[Chart and figure data]
# # # # #

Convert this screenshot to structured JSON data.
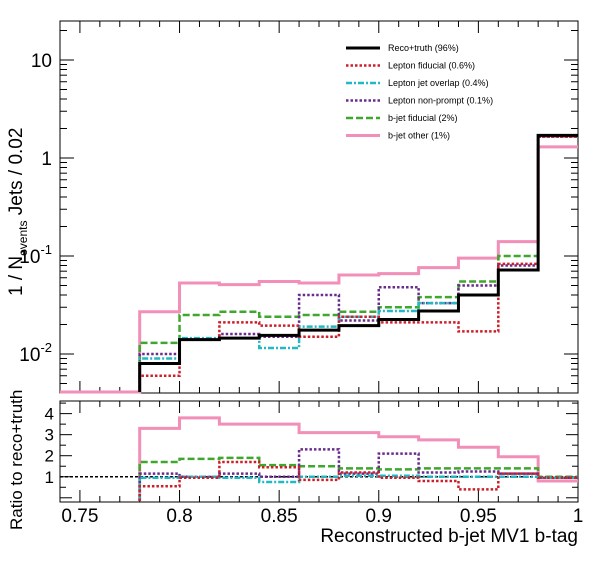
{
  "chart_data": [
    {
      "type": "line",
      "panel": "main",
      "ylabel": "1 / N",
      "ylabel_sub": "events",
      "ylabel_suffix": " Jets / 0.02",
      "yscale": "log",
      "xlim": [
        0.74,
        1.0
      ],
      "ylim": [
        0.004,
        25
      ],
      "yticks": [
        {
          "value": 0.01,
          "base": "10",
          "exp": "-2"
        },
        {
          "value": 0.1,
          "base": "10",
          "exp": "-1"
        },
        {
          "value": 1,
          "base": "1",
          "exp": ""
        },
        {
          "value": 10,
          "base": "10",
          "exp": ""
        }
      ],
      "bin_edges": [
        0.78,
        0.8,
        0.82,
        0.84,
        0.86,
        0.88,
        0.9,
        0.92,
        0.94,
        0.96,
        0.98,
        1.0
      ],
      "series": [
        {
          "name": "Reco+truth (96%)",
          "color": "#000000",
          "dash": "solid",
          "values": [
            0.008,
            0.014,
            0.0145,
            0.0155,
            0.0175,
            0.0195,
            0.0225,
            0.0275,
            0.04,
            0.072,
            1.7
          ]
        },
        {
          "name": "Lepton fiducial (0.6%)",
          "color": "#cc1f2a",
          "dash": "dot",
          "values": [
            0.006,
            0.014,
            0.021,
            0.0195,
            0.015,
            0.024,
            0.021,
            0.021,
            0.017,
            0.083,
            1.65
          ]
        },
        {
          "name": "Lepton jet overlap (0.4%)",
          "color": "#22b8c4",
          "dash": "dashdot",
          "values": [
            0.009,
            0.0145,
            0.0145,
            0.0115,
            0.019,
            0.024,
            0.0275,
            0.033,
            0.04,
            0.072,
            1.7
          ]
        },
        {
          "name": "Lepton non-prompt (0.1%)",
          "color": "#6a2c8c",
          "dash": "dot",
          "values": [
            0.01,
            0.014,
            0.016,
            0.015,
            0.04,
            0.022,
            0.048,
            0.033,
            0.05,
            0.08,
            1.65
          ]
        },
        {
          "name": "b-jet fiducial (2%)",
          "color": "#3fa62e",
          "dash": "dash",
          "values": [
            0.013,
            0.025,
            0.027,
            0.024,
            0.025,
            0.027,
            0.03,
            0.038,
            0.055,
            0.1,
            1.7
          ]
        },
        {
          "name": "b-jet other (1%)",
          "color": "#f28fb8",
          "dash": "solid",
          "values": [
            0.027,
            0.053,
            0.051,
            0.055,
            0.053,
            0.064,
            0.066,
            0.076,
            0.095,
            0.14,
            1.3
          ]
        }
      ],
      "legend_position": "top-right"
    },
    {
      "type": "line",
      "panel": "ratio",
      "xlabel": "Reconstructed b-jet MV1 b-tag",
      "ylabel": "Ratio to reco+truth",
      "xlim": [
        0.74,
        1.0
      ],
      "ylim": [
        -0.2,
        4.6
      ],
      "xticks": [
        "0.75",
        "0.8",
        "0.85",
        "0.9",
        "0.95",
        "1"
      ],
      "xtick_values": [
        0.75,
        0.8,
        0.85,
        0.9,
        0.95,
        1.0
      ],
      "yticks": [
        "1",
        "2",
        "3",
        "4"
      ],
      "ytick_values": [
        1,
        2,
        3,
        4
      ],
      "reference_line": 1,
      "bin_edges": [
        0.78,
        0.8,
        0.82,
        0.84,
        0.86,
        0.88,
        0.9,
        0.92,
        0.94,
        0.96,
        0.98,
        1.0
      ],
      "series": [
        {
          "name": "Lepton fiducial (0.6%)",
          "color": "#cc1f2a",
          "dash": "dot",
          "values": [
            0.55,
            0.95,
            1.7,
            1.45,
            0.85,
            1.2,
            0.95,
            0.8,
            0.4,
            1.15,
            0.95
          ]
        },
        {
          "name": "Lepton jet overlap (0.4%)",
          "color": "#22b8c4",
          "dash": "dashdot",
          "values": [
            0.95,
            1.0,
            0.95,
            0.75,
            1.0,
            1.05,
            1.05,
            1.0,
            1.0,
            1.0,
            0.95
          ]
        },
        {
          "name": "Lepton non-prompt (0.1%)",
          "color": "#6a2c8c",
          "dash": "dot",
          "values": [
            1.15,
            1.0,
            1.15,
            1.0,
            2.3,
            1.15,
            2.1,
            1.2,
            1.25,
            1.15,
            0.95
          ]
        },
        {
          "name": "b-jet fiducial (2%)",
          "color": "#3fa62e",
          "dash": "dash",
          "values": [
            1.7,
            1.85,
            1.9,
            1.55,
            1.5,
            1.4,
            1.35,
            1.4,
            1.4,
            1.4,
            1.0
          ]
        },
        {
          "name": "b-jet other (1%)",
          "color": "#f28fb8",
          "dash": "solid",
          "values": [
            3.3,
            3.8,
            3.5,
            3.5,
            3.1,
            3.1,
            2.9,
            2.75,
            2.4,
            1.95,
            0.8
          ]
        }
      ]
    }
  ]
}
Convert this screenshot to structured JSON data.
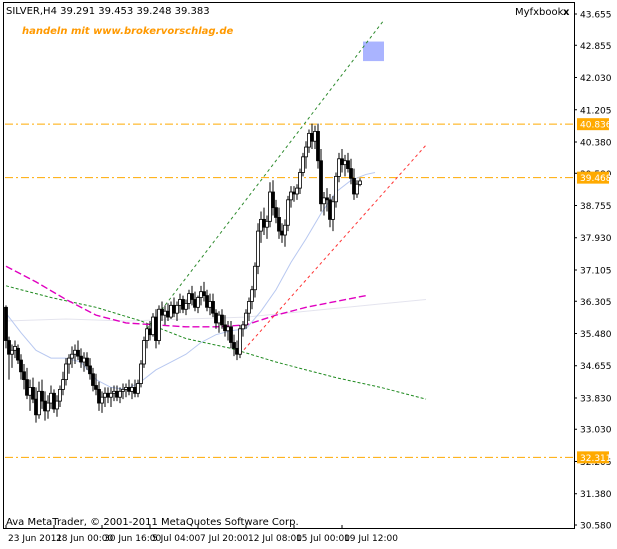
{
  "window": {
    "symbol_header": "SILVER,H4  39.291 39.453 39.248 39.383",
    "indicator_name": "Myfxbook",
    "close_glyph": "x",
    "close_icon": "close-icon"
  },
  "brand_text": "handeln mit www.brokervorschlag.de",
  "copyright": "Ava MetaTrader, © 2001-2011 MetaQuotes Software Corp.",
  "colors": {
    "bull_candle": "#ffffff",
    "bear_candle": "#000000",
    "level_lines": "#ffaa00",
    "level_label_bg": "#ffaa00",
    "upper_channel": "#2e8b2e",
    "lower_channel": "#ff3333",
    "ma_fast": "#b8c8f0",
    "ma_magenta": "#e000c0",
    "ma_green": "#1f8a1f",
    "ma_slow": "#e4e4ee",
    "zone_box": "#aab4ff"
  },
  "chart_data": {
    "type": "candlestick",
    "title": "SILVER,H4",
    "ohlc_header": {
      "open": 39.291,
      "high": 39.453,
      "low": 39.248,
      "close": 39.383
    },
    "y_ticks": [
      "43.655",
      "42.855",
      "42.030",
      "41.205",
      "40.380",
      "39.580",
      "38.755",
      "37.930",
      "37.105",
      "36.305",
      "35.480",
      "34.655",
      "33.830",
      "33.030",
      "32.205",
      "31.380",
      "30.580"
    ],
    "ylim": [
      30.58,
      43.655
    ],
    "x_ticks": [
      "23 Jun 2011",
      "28 Jun 00:00",
      "30 Jun 16:00",
      "5 Jul 04:00",
      "7 Jul 20:00",
      "12 Jul 08:00",
      "15 Jul 00:00",
      "19 Jul 12:00"
    ],
    "x_tick_bars": [
      0,
      16,
      32,
      48,
      64,
      80,
      96,
      112
    ],
    "n_bars": 126,
    "horizontal_levels": [
      {
        "label": "40.836",
        "value": 40.836
      },
      {
        "label": "39.468",
        "value": 39.468
      },
      {
        "label": "32.311",
        "value": 32.311
      }
    ],
    "zone": {
      "from_bar": 119,
      "to_bar": 126,
      "low": 42.45,
      "high": 42.95
    },
    "trend_lines": [
      {
        "name": "upper channel",
        "from": {
          "bar": 47,
          "price": 35.6
        },
        "to": {
          "bar": 126,
          "price": 43.5
        }
      },
      {
        "name": "lower channel",
        "from": {
          "bar": 78,
          "price": 34.95
        },
        "to": {
          "bar": 140,
          "price": 40.3
        }
      }
    ],
    "moving_averages": [
      {
        "name": "slow",
        "points": [
          [
            0,
            35.8
          ],
          [
            20,
            35.85
          ],
          [
            40,
            35.8
          ],
          [
            60,
            35.85
          ],
          [
            80,
            35.9
          ],
          [
            100,
            36.05
          ],
          [
            120,
            36.2
          ],
          [
            140,
            36.35
          ]
        ]
      },
      {
        "name": "green",
        "points": [
          [
            0,
            36.7
          ],
          [
            15,
            36.4
          ],
          [
            30,
            36.15
          ],
          [
            45,
            35.8
          ],
          [
            60,
            35.35
          ],
          [
            75,
            35.1
          ],
          [
            90,
            34.75
          ],
          [
            110,
            34.35
          ],
          [
            125,
            34.1
          ],
          [
            140,
            33.8
          ]
        ]
      },
      {
        "name": "magenta",
        "points": [
          [
            0,
            37.2
          ],
          [
            10,
            36.8
          ],
          [
            20,
            36.35
          ],
          [
            30,
            35.95
          ],
          [
            40,
            35.75
          ],
          [
            50,
            35.7
          ],
          [
            60,
            35.65
          ],
          [
            70,
            35.65
          ],
          [
            80,
            35.7
          ],
          [
            90,
            35.95
          ],
          [
            100,
            36.15
          ],
          [
            110,
            36.3
          ],
          [
            120,
            36.45
          ]
        ]
      },
      {
        "name": "fast",
        "points": [
          [
            0,
            36.0
          ],
          [
            5,
            35.5
          ],
          [
            10,
            35.05
          ],
          [
            15,
            34.85
          ],
          [
            20,
            34.85
          ],
          [
            25,
            34.75
          ],
          [
            30,
            34.3
          ],
          [
            35,
            34.1
          ],
          [
            40,
            34.05
          ],
          [
            45,
            34.25
          ],
          [
            50,
            34.55
          ],
          [
            55,
            34.75
          ],
          [
            60,
            34.95
          ],
          [
            65,
            35.25
          ],
          [
            70,
            35.45
          ],
          [
            75,
            35.55
          ],
          [
            80,
            35.6
          ],
          [
            85,
            36.05
          ],
          [
            90,
            36.6
          ],
          [
            95,
            37.3
          ],
          [
            100,
            37.9
          ],
          [
            105,
            38.55
          ],
          [
            110,
            39.1
          ],
          [
            115,
            39.4
          ],
          [
            120,
            39.55
          ],
          [
            123,
            39.6
          ]
        ]
      }
    ],
    "candles": [
      [
        0,
        36.15,
        36.2,
        35.1,
        35.3
      ],
      [
        1,
        35.3,
        35.4,
        34.3,
        34.95
      ],
      [
        2,
        34.95,
        35.2,
        34.6,
        35.05
      ],
      [
        3,
        35.05,
        35.3,
        34.85,
        35.15
      ],
      [
        4,
        35.1,
        35.2,
        34.7,
        34.8
      ],
      [
        5,
        34.8,
        34.95,
        34.3,
        34.5
      ],
      [
        6,
        34.5,
        34.7,
        34.05,
        34.3
      ],
      [
        7,
        34.3,
        34.6,
        33.8,
        33.9
      ],
      [
        8,
        33.9,
        34.3,
        33.5,
        34.1
      ],
      [
        9,
        34.1,
        34.35,
        33.7,
        33.8
      ],
      [
        10,
        33.8,
        34.1,
        33.2,
        33.4
      ],
      [
        11,
        33.4,
        34.25,
        33.3,
        34.0
      ],
      [
        12,
        34.0,
        34.3,
        33.55,
        33.75
      ],
      [
        13,
        33.75,
        34.0,
        33.25,
        33.5
      ],
      [
        14,
        33.5,
        33.9,
        33.3,
        33.7
      ],
      [
        15,
        33.7,
        34.15,
        33.55,
        33.95
      ],
      [
        16,
        33.95,
        34.05,
        33.45,
        33.55
      ],
      [
        17,
        33.55,
        33.9,
        33.35,
        33.75
      ],
      [
        18,
        33.75,
        34.15,
        33.6,
        34.05
      ],
      [
        19,
        34.05,
        34.5,
        33.9,
        34.3
      ],
      [
        20,
        34.3,
        34.85,
        34.15,
        34.7
      ],
      [
        21,
        34.7,
        34.95,
        34.45,
        34.85
      ],
      [
        22,
        34.85,
        35.15,
        34.6,
        34.95
      ],
      [
        23,
        34.95,
        35.2,
        34.7,
        35.05
      ],
      [
        24,
        35.05,
        35.3,
        34.8,
        34.9
      ],
      [
        25,
        34.9,
        35.1,
        34.6,
        34.75
      ],
      [
        26,
        34.75,
        35.0,
        34.5,
        34.85
      ],
      [
        27,
        34.85,
        35.0,
        34.55,
        34.65
      ],
      [
        28,
        34.65,
        34.85,
        34.3,
        34.45
      ],
      [
        29,
        34.45,
        34.6,
        34.0,
        34.15
      ],
      [
        30,
        34.15,
        34.45,
        33.9,
        34.05
      ],
      [
        31,
        34.05,
        34.25,
        33.5,
        33.7
      ],
      [
        32,
        33.7,
        34.0,
        33.45,
        33.85
      ],
      [
        33,
        33.85,
        34.1,
        33.6,
        33.95
      ],
      [
        34,
        33.95,
        34.1,
        33.7,
        33.85
      ],
      [
        35,
        33.85,
        34.1,
        33.6,
        33.95
      ],
      [
        36,
        33.95,
        34.15,
        33.75,
        34.0
      ],
      [
        37,
        34.0,
        34.15,
        33.75,
        33.85
      ],
      [
        38,
        33.85,
        34.1,
        33.7,
        34.0
      ],
      [
        39,
        34.0,
        34.2,
        33.8,
        34.05
      ],
      [
        40,
        34.05,
        34.2,
        33.85,
        34.1
      ],
      [
        41,
        34.1,
        34.3,
        33.9,
        34.0
      ],
      [
        42,
        34.0,
        34.2,
        33.8,
        34.1
      ],
      [
        43,
        34.1,
        34.3,
        33.85,
        33.95
      ],
      [
        44,
        33.95,
        34.3,
        33.85,
        34.2
      ],
      [
        45,
        34.2,
        34.8,
        34.1,
        34.7
      ],
      [
        46,
        34.7,
        35.4,
        34.6,
        35.3
      ],
      [
        47,
        35.3,
        35.7,
        35.1,
        35.6
      ],
      [
        48,
        35.6,
        35.8,
        35.3,
        35.45
      ],
      [
        49,
        35.45,
        36.0,
        35.4,
        35.9
      ],
      [
        50,
        35.9,
        36.1,
        35.1,
        35.3
      ],
      [
        51,
        35.3,
        36.2,
        35.2,
        36.1
      ],
      [
        52,
        36.1,
        36.3,
        35.8,
        35.95
      ],
      [
        53,
        35.95,
        36.2,
        35.7,
        36.05
      ],
      [
        54,
        36.05,
        36.25,
        35.8,
        35.9
      ],
      [
        55,
        35.9,
        36.3,
        35.85,
        36.2
      ],
      [
        56,
        36.2,
        36.4,
        35.9,
        36.0
      ],
      [
        57,
        36.0,
        36.3,
        35.8,
        36.2
      ],
      [
        58,
        36.2,
        36.5,
        36.0,
        36.35
      ],
      [
        59,
        36.35,
        36.45,
        36.0,
        36.1
      ],
      [
        60,
        36.1,
        36.35,
        35.95,
        36.25
      ],
      [
        61,
        36.25,
        36.6,
        36.1,
        36.5
      ],
      [
        62,
        36.5,
        36.7,
        36.2,
        36.35
      ],
      [
        63,
        36.35,
        36.55,
        36.05,
        36.15
      ],
      [
        64,
        36.15,
        36.45,
        36.0,
        36.4
      ],
      [
        65,
        36.4,
        36.7,
        36.2,
        36.55
      ],
      [
        66,
        36.55,
        36.8,
        36.3,
        36.45
      ],
      [
        67,
        36.45,
        36.6,
        36.05,
        36.15
      ],
      [
        68,
        36.15,
        36.5,
        35.95,
        36.3
      ],
      [
        69,
        36.3,
        36.5,
        35.9,
        36.0
      ],
      [
        70,
        36.0,
        36.1,
        35.6,
        35.75
      ],
      [
        71,
        35.75,
        36.05,
        35.5,
        35.95
      ],
      [
        72,
        35.95,
        36.1,
        35.6,
        35.7
      ],
      [
        73,
        35.7,
        35.95,
        35.4,
        35.55
      ],
      [
        74,
        35.55,
        35.8,
        35.3,
        35.65
      ],
      [
        75,
        35.65,
        35.8,
        35.1,
        35.25
      ],
      [
        76,
        35.25,
        35.45,
        34.9,
        35.1
      ],
      [
        77,
        35.1,
        35.3,
        34.8,
        34.95
      ],
      [
        78,
        34.95,
        35.7,
        34.85,
        35.6
      ],
      [
        79,
        35.6,
        35.8,
        35.4,
        35.7
      ],
      [
        80,
        35.7,
        36.1,
        35.6,
        36.0
      ],
      [
        81,
        36.0,
        36.4,
        35.8,
        36.3
      ],
      [
        82,
        36.3,
        36.7,
        36.1,
        36.6
      ],
      [
        83,
        36.6,
        37.3,
        36.4,
        37.2
      ],
      [
        84,
        37.2,
        38.3,
        37.0,
        38.1
      ],
      [
        85,
        38.1,
        38.6,
        37.8,
        38.4
      ],
      [
        86,
        38.4,
        38.7,
        38.0,
        38.2
      ],
      [
        87,
        38.2,
        38.5,
        37.9,
        38.35
      ],
      [
        88,
        38.35,
        39.35,
        38.2,
        39.1
      ],
      [
        89,
        39.1,
        39.4,
        38.5,
        38.7
      ],
      [
        90,
        38.7,
        38.9,
        38.3,
        38.45
      ],
      [
        91,
        38.45,
        38.7,
        37.9,
        38.1
      ],
      [
        92,
        38.1,
        38.3,
        37.8,
        38.0
      ],
      [
        93,
        38.0,
        38.4,
        37.7,
        38.25
      ],
      [
        94,
        38.25,
        39.0,
        38.1,
        38.9
      ],
      [
        95,
        38.9,
        39.25,
        38.7,
        39.1
      ],
      [
        96,
        39.1,
        39.25,
        38.85,
        39.05
      ],
      [
        97,
        39.05,
        39.3,
        38.9,
        39.2
      ],
      [
        98,
        39.2,
        39.7,
        39.05,
        39.6
      ],
      [
        99,
        39.6,
        40.1,
        39.5,
        40.0
      ],
      [
        100,
        40.0,
        40.4,
        39.7,
        40.25
      ],
      [
        101,
        40.25,
        40.7,
        40.1,
        40.6
      ],
      [
        102,
        40.6,
        40.85,
        40.2,
        40.4
      ],
      [
        103,
        40.4,
        40.8,
        40.2,
        40.65
      ],
      [
        104,
        40.65,
        40.85,
        39.7,
        39.9
      ],
      [
        105,
        39.9,
        40.2,
        38.6,
        38.8
      ],
      [
        106,
        38.8,
        39.1,
        38.5,
        38.95
      ],
      [
        107,
        38.95,
        39.2,
        38.6,
        38.9
      ],
      [
        108,
        38.9,
        39.05,
        38.2,
        38.4
      ],
      [
        109,
        38.4,
        39.0,
        38.1,
        38.85
      ],
      [
        110,
        38.85,
        39.6,
        38.7,
        39.5
      ],
      [
        111,
        39.5,
        40.1,
        39.35,
        39.95
      ],
      [
        112,
        39.95,
        40.2,
        39.6,
        39.8
      ],
      [
        113,
        39.8,
        40.05,
        39.5,
        39.9
      ],
      [
        114,
        39.9,
        40.1,
        39.6,
        39.7
      ],
      [
        115,
        39.7,
        39.95,
        39.3,
        39.45
      ],
      [
        116,
        39.45,
        39.7,
        38.9,
        39.05
      ],
      [
        117,
        39.05,
        39.4,
        38.95,
        39.3
      ],
      [
        118,
        39.291,
        39.453,
        39.248,
        39.383
      ]
    ]
  }
}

# # # # #

▸ The exercise: Extract all lines from the material above that include the word "price".

▸ Solution to this task:
          "price": 35.6
          "price": 43.5
          "price": 34.95
          "price": 40.3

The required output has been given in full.